All lines holding the string "label" are to be shown.

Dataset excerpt
/---

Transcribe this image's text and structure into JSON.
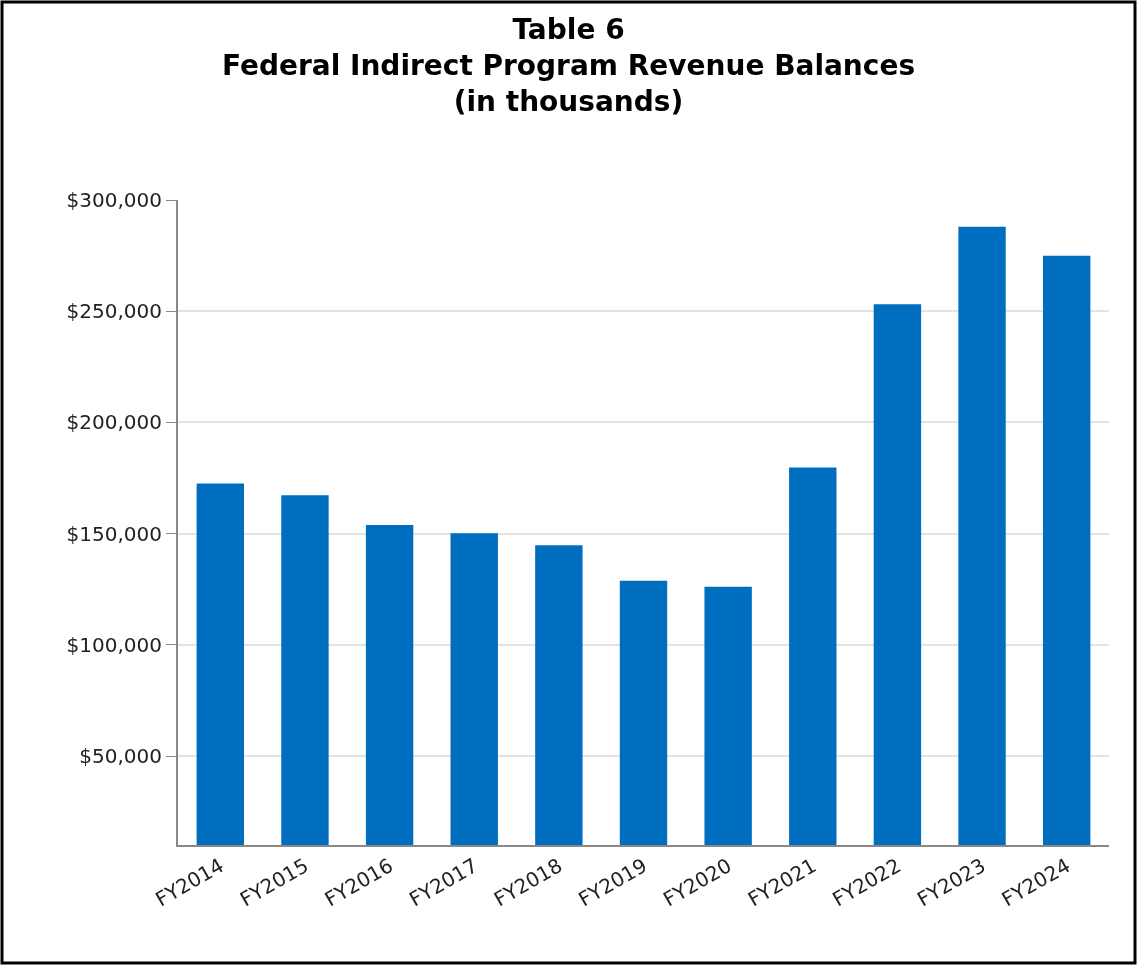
{
  "chart_data": {
    "type": "bar",
    "title": "Table 6\nFederal Indirect Program Revenue Balances\n(in thousands)",
    "categories": [
      "FY2014",
      "FY2015",
      "FY2016",
      "FY2017",
      "FY2018",
      "FY2019",
      "FY2020",
      "FY2021",
      "FY2022",
      "FY2023",
      "FY2024"
    ],
    "values": [
      172500,
      167300,
      153900,
      150200,
      144800,
      128800,
      126100,
      179700,
      253100,
      288000,
      274900
    ],
    "color": "#006ebe",
    "ylim": [
      10000,
      300000
    ],
    "yticks": [
      {
        "value": 50000,
        "label": "$50,000"
      },
      {
        "value": 100000,
        "label": "$100,000"
      },
      {
        "value": 150000,
        "label": "$150,000"
      },
      {
        "value": 200000,
        "label": "$200,000"
      },
      {
        "value": 250000,
        "label": "$250,000"
      },
      {
        "value": 300000,
        "label": "$300,000"
      }
    ],
    "grid": "y"
  }
}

\---

| Full answer |
        "label": "$50,000"
        "label": "$100,000"
        "label": "$150,000"
        "label": "$200,000"
        "label": "$250,000"
        "label": "$300,000"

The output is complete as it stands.